*PROBLEM DESCRIPTION*. Gather from the material every line that contains the string "Winnipeg".

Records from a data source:
- - - - - - -
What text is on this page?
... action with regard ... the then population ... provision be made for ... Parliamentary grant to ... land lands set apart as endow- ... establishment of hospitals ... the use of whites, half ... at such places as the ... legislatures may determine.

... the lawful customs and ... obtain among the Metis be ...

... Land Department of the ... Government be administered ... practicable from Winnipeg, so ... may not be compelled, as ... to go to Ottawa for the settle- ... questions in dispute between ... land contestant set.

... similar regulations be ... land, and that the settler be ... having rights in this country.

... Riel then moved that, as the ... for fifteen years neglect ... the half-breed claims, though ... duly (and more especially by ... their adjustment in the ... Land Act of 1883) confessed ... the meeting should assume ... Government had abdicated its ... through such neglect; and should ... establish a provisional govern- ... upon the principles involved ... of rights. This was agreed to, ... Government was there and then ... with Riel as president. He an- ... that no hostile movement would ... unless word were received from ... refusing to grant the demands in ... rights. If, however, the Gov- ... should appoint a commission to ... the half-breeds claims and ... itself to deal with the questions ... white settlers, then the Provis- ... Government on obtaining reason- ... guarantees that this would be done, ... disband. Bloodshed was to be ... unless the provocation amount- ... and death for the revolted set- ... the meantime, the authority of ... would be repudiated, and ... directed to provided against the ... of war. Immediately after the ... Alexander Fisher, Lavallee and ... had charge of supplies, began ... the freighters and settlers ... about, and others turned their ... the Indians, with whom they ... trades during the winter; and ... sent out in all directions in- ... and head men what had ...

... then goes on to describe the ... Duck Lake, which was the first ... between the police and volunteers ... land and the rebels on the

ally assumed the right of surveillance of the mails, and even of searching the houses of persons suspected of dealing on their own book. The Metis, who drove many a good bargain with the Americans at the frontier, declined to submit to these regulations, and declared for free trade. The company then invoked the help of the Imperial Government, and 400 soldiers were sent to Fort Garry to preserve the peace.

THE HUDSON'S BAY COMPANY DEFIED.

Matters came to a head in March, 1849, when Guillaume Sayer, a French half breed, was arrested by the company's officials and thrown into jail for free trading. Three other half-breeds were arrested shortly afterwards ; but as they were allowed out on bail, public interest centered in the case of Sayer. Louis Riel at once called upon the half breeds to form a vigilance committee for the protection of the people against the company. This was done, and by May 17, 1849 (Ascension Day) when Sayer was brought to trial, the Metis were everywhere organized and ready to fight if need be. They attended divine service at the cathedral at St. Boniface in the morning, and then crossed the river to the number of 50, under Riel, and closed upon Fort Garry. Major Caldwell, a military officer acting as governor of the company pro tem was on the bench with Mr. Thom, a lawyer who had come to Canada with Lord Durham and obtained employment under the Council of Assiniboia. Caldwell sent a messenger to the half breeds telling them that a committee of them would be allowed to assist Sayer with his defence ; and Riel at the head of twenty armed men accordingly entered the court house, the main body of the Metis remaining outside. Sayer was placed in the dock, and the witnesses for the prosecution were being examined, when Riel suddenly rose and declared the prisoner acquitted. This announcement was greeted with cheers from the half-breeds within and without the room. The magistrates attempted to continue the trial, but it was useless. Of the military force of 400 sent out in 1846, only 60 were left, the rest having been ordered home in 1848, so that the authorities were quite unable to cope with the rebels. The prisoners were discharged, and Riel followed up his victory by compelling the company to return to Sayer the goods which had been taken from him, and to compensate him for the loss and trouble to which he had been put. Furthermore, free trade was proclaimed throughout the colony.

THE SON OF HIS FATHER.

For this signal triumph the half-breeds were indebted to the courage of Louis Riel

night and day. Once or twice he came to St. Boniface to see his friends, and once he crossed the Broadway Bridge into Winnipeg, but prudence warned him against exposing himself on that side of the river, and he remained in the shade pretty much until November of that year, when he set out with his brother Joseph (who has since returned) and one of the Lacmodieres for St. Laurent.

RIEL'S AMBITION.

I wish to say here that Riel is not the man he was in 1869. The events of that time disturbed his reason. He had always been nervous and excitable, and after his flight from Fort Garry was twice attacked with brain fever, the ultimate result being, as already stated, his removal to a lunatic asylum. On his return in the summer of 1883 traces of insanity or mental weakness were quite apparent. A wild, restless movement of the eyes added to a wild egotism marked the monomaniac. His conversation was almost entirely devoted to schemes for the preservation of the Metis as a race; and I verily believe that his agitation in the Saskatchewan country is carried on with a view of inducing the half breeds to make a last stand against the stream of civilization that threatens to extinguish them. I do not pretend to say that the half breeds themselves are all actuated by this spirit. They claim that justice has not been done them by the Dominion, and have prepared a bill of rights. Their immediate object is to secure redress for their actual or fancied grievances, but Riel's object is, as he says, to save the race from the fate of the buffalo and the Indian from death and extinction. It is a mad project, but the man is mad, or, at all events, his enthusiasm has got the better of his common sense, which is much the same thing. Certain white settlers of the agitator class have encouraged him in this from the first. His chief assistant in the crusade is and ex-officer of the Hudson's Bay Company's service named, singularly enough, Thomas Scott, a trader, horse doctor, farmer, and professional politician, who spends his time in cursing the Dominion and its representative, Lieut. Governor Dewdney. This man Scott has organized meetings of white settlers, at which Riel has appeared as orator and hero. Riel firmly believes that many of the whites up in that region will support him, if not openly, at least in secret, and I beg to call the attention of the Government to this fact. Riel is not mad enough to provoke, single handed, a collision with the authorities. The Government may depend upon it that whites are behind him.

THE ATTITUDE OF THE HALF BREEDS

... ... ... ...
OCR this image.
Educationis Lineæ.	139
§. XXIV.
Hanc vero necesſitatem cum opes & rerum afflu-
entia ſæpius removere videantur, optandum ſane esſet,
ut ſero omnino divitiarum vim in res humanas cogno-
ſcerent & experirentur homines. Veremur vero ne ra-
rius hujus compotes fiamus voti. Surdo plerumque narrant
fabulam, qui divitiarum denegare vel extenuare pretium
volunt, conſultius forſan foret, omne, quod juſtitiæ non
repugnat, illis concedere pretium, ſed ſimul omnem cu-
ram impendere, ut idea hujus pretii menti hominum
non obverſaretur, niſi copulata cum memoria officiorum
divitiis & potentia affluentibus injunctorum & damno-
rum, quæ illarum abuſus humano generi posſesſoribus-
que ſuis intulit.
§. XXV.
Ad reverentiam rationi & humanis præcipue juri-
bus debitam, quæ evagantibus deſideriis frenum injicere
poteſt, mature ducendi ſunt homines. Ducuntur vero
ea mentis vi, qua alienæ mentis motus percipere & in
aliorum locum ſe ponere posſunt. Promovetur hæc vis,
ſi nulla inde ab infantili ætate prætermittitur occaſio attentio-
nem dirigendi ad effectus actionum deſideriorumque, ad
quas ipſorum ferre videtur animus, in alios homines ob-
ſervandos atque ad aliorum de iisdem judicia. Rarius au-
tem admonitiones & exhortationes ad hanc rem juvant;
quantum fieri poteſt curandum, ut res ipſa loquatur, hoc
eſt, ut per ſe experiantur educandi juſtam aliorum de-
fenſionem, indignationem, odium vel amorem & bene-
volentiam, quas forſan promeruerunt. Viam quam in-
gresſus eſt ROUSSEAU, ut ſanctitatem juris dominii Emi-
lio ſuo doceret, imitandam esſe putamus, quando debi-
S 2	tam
- - - - - - -
*FINAL RESULT*.
... Land Department of the ... Government be administered ... practicable from Winnipeg, so ... may not be compelled, as ... to go to Ottawa for the settle- ... questions in dispute between ... land contestant set.
night and day. Once or twice he came to St. Boniface to see his friends, and once he crossed the Broadway Bridge into Winnipeg, but prudence warned him against exposing himself on that side of the river, and he remained in the shade pretty much until November of that year, when he set out with his brother Joseph (who has since returned) and one of the Lacmodieres for St. Laurent.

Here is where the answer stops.